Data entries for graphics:
========================================

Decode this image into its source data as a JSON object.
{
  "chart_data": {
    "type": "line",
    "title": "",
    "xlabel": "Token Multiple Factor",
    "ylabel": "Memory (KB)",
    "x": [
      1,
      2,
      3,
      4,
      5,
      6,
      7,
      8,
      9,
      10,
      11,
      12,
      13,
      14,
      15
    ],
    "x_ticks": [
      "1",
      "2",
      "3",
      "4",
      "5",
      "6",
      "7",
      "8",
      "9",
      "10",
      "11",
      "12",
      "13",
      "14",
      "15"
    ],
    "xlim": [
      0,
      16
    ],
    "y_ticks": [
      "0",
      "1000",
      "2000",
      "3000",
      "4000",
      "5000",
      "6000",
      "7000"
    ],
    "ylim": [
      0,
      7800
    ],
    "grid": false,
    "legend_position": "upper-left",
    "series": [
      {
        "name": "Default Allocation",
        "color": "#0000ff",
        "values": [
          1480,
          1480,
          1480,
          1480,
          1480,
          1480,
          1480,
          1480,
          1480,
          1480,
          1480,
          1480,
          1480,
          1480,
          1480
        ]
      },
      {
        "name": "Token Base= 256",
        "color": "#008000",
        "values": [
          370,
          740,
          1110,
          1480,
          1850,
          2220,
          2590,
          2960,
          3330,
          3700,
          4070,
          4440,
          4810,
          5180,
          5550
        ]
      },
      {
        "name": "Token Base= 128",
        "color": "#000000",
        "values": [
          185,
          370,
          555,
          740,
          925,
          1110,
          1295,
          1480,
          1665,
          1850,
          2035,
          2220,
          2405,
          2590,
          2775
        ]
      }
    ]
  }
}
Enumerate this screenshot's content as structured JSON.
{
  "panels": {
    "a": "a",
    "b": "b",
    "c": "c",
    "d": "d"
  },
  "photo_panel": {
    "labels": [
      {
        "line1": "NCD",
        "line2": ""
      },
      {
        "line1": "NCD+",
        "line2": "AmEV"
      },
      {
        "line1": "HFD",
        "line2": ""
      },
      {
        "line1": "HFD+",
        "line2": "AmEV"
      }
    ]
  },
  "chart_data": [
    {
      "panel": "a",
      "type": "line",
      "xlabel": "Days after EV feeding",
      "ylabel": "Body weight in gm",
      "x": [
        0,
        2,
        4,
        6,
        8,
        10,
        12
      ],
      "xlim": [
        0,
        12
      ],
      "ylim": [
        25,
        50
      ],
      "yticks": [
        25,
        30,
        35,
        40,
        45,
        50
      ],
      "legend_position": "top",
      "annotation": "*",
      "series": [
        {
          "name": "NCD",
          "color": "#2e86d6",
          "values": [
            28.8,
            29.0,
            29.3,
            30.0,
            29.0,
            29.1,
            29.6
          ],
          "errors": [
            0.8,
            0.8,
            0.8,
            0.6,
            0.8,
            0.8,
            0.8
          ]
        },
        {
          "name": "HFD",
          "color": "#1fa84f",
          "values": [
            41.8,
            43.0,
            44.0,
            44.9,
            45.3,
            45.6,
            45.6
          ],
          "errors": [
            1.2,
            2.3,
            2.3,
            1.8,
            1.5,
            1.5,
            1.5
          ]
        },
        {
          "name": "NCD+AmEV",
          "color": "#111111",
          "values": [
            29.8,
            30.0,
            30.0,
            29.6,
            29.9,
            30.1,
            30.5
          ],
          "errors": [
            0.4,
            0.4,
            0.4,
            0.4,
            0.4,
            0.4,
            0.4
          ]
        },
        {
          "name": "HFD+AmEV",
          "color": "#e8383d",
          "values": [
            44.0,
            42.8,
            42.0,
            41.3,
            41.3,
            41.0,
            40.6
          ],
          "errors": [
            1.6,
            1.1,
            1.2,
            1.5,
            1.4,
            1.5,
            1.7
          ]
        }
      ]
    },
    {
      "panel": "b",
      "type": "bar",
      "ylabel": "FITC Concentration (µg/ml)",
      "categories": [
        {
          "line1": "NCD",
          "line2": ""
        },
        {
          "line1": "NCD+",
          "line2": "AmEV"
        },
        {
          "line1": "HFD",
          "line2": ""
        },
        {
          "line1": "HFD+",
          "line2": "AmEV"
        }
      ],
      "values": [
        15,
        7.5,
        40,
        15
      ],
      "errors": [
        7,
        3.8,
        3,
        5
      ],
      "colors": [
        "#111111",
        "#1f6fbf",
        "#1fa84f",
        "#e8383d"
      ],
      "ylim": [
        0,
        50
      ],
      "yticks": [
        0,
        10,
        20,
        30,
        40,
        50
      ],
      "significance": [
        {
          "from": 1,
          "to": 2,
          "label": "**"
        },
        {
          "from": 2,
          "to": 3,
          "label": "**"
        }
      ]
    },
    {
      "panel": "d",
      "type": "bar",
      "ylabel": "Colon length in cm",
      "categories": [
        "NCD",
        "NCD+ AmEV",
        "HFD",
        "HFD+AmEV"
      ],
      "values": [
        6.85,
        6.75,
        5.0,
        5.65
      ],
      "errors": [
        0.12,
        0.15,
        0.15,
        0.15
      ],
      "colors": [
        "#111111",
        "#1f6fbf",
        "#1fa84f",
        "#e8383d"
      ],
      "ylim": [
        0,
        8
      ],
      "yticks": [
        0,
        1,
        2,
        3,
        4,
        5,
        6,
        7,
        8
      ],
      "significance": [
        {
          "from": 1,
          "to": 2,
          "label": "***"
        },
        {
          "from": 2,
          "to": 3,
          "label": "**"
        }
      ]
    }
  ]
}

========================================

What is needed: Using the listing, collect all lines in which the string "Base" is found.

Full solution:
        "name": "Token Base= 256",
        "name": "Token Base= 128",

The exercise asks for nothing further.